━━━━━ MATERIAL FOR THE TASK ━━━━━

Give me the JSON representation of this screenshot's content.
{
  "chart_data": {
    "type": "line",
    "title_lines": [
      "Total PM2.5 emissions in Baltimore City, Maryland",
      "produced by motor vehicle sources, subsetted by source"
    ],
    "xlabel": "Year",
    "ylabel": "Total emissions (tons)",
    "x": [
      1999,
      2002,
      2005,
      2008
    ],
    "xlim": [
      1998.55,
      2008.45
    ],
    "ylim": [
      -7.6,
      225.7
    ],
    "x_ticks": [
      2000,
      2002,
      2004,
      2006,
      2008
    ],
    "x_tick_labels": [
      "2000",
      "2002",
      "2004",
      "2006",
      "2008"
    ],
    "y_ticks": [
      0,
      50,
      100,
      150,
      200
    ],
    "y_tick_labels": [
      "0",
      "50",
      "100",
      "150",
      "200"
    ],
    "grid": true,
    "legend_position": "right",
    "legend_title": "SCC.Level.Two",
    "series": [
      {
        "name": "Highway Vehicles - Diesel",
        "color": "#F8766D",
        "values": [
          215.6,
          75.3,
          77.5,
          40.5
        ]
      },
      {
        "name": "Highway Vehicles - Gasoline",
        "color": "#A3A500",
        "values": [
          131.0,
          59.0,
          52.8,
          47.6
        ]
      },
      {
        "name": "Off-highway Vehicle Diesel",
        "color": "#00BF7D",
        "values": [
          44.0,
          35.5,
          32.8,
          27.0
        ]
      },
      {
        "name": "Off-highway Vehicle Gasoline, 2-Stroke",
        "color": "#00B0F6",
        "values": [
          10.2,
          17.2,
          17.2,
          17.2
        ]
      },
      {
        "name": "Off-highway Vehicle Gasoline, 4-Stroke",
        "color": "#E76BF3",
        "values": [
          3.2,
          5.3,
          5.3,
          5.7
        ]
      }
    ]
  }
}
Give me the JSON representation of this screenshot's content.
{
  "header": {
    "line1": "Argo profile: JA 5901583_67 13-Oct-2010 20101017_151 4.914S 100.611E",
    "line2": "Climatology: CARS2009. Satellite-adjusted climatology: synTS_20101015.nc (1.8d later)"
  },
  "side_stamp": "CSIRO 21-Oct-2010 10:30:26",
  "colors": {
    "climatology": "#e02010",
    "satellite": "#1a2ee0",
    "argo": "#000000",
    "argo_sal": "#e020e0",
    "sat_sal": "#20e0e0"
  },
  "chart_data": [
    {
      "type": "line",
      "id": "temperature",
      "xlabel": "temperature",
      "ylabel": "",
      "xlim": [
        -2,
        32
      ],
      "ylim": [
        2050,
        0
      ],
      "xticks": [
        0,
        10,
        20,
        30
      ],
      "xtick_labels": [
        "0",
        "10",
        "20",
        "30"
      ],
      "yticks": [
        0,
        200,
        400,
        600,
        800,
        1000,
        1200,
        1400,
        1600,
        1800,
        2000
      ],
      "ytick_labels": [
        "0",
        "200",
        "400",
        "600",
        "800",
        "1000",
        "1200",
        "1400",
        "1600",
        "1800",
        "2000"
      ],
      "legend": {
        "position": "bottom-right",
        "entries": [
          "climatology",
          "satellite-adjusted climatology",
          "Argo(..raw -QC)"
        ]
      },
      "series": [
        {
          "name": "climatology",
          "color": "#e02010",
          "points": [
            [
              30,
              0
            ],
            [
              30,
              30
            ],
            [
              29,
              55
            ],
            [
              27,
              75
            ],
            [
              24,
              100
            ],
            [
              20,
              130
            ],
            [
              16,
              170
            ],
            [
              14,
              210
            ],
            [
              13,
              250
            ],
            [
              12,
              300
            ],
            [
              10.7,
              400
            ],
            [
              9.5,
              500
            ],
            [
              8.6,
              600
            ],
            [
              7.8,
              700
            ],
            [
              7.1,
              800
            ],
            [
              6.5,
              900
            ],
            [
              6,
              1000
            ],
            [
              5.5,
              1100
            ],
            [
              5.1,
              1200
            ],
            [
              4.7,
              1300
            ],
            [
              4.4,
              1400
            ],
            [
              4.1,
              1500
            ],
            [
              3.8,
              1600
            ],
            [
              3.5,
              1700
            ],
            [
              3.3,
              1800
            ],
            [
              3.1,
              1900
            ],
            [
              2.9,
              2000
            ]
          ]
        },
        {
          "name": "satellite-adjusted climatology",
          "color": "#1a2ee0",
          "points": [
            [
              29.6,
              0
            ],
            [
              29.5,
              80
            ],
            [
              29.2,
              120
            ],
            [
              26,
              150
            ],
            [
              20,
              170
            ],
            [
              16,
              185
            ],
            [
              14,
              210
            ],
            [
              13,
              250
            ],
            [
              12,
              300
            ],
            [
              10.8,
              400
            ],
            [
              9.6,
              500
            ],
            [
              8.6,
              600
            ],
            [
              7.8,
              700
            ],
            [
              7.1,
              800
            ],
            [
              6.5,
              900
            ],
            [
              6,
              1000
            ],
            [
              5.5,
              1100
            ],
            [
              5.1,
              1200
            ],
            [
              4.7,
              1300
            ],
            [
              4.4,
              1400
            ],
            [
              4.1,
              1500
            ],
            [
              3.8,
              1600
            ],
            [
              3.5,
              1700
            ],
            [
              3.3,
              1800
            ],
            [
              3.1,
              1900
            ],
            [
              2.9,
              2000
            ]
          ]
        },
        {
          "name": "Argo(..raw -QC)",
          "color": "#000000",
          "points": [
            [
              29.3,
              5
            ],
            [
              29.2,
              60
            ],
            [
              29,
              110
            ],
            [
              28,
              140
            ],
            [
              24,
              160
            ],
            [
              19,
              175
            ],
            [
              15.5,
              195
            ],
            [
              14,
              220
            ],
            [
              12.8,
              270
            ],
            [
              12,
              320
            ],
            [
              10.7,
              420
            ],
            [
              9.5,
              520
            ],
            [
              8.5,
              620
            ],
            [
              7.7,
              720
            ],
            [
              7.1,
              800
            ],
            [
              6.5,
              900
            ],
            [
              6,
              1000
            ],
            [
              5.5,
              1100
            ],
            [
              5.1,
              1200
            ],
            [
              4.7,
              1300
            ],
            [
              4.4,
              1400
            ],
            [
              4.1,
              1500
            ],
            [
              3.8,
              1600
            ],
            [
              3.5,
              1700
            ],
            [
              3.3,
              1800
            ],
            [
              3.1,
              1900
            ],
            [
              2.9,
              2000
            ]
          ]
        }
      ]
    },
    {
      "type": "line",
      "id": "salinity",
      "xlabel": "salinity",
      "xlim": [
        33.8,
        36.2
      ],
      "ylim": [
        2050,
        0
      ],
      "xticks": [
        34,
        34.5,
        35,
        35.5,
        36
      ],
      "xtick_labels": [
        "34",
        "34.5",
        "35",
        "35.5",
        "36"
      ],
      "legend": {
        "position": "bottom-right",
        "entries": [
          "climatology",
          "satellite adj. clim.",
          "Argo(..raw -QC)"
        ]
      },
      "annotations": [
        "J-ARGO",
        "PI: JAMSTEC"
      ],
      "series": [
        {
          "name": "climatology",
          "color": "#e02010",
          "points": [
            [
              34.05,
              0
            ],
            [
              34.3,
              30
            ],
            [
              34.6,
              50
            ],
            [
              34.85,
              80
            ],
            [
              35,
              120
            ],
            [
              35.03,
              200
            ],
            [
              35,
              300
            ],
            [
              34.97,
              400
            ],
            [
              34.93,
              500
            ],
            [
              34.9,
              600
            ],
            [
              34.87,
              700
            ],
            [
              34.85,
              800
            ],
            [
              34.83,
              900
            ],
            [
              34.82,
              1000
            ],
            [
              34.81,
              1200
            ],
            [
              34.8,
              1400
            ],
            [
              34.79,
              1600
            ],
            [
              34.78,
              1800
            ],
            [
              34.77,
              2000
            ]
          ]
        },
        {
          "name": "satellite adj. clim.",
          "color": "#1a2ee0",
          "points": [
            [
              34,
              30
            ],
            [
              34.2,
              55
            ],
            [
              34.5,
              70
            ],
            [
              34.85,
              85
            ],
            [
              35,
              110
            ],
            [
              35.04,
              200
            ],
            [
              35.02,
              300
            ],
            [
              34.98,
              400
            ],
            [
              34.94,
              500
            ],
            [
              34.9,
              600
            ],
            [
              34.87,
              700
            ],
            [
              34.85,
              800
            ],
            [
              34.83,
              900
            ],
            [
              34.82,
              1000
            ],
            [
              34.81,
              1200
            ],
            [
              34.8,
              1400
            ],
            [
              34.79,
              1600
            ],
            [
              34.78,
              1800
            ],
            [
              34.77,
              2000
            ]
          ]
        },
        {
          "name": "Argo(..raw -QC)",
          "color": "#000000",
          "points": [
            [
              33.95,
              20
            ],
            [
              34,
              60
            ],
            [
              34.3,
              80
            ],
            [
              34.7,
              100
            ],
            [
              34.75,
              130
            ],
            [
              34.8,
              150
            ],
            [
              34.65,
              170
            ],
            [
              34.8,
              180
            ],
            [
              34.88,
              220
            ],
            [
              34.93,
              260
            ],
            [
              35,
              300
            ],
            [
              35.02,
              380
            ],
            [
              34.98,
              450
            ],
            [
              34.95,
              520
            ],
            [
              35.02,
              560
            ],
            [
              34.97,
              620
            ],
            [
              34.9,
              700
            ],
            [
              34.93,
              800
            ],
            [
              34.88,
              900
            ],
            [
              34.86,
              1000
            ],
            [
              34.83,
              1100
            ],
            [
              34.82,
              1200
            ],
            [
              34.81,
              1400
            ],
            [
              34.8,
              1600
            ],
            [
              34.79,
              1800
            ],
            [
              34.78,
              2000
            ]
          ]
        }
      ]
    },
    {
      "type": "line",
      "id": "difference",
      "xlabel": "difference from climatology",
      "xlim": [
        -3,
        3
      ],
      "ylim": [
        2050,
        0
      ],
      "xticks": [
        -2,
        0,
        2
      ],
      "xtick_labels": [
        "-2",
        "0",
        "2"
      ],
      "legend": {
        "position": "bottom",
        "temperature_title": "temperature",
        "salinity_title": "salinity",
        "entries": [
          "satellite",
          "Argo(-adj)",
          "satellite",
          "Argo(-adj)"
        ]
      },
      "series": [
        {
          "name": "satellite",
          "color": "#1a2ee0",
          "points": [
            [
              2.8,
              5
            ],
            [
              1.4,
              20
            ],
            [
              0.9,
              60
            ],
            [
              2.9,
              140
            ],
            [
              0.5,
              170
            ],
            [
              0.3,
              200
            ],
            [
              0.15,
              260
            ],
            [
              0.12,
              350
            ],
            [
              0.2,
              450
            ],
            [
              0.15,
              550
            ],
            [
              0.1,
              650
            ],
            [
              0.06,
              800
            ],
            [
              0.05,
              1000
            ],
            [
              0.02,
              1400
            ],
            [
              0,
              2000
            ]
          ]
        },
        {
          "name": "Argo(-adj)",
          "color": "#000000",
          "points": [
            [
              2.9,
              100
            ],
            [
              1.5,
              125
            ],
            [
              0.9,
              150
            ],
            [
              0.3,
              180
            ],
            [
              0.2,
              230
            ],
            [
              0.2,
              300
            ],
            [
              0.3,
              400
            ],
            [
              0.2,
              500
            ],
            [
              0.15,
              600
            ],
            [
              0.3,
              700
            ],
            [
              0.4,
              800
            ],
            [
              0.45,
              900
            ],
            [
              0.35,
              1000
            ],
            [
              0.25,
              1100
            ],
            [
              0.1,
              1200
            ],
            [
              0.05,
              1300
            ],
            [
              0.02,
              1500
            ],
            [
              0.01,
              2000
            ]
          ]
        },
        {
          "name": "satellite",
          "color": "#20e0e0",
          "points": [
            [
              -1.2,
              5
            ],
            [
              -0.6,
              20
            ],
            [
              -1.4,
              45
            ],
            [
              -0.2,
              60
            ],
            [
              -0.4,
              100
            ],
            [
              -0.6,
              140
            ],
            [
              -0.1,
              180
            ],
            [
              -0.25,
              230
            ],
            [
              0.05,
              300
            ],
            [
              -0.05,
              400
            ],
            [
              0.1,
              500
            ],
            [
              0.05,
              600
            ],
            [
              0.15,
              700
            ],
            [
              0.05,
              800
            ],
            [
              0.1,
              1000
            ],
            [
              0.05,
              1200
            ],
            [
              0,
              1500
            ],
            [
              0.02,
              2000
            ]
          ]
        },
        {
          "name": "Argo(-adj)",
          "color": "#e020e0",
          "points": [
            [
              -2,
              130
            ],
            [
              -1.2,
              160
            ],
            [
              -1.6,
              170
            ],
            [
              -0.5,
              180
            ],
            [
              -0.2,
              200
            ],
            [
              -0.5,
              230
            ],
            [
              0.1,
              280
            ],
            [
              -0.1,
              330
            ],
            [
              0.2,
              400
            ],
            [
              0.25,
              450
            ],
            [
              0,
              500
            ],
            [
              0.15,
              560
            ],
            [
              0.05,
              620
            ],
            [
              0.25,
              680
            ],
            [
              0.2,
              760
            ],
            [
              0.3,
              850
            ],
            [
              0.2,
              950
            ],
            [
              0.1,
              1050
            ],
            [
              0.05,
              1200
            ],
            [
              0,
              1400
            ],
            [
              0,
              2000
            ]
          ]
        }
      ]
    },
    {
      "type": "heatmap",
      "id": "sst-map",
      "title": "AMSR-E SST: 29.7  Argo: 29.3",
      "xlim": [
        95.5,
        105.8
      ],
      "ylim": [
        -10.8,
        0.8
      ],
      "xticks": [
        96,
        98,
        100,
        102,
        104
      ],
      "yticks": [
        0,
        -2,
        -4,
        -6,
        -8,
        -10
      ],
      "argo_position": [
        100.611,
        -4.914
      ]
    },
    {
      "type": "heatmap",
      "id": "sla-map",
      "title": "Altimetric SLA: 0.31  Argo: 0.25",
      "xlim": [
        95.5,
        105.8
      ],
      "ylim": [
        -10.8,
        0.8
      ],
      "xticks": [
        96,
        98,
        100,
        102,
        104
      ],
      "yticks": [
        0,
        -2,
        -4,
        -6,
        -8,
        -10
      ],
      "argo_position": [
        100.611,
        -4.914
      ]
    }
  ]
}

━━━━━

**AIM:** Within the records above, how many lines include the word "Total"? State the number by itself.

**TASK RESPONSE:** 2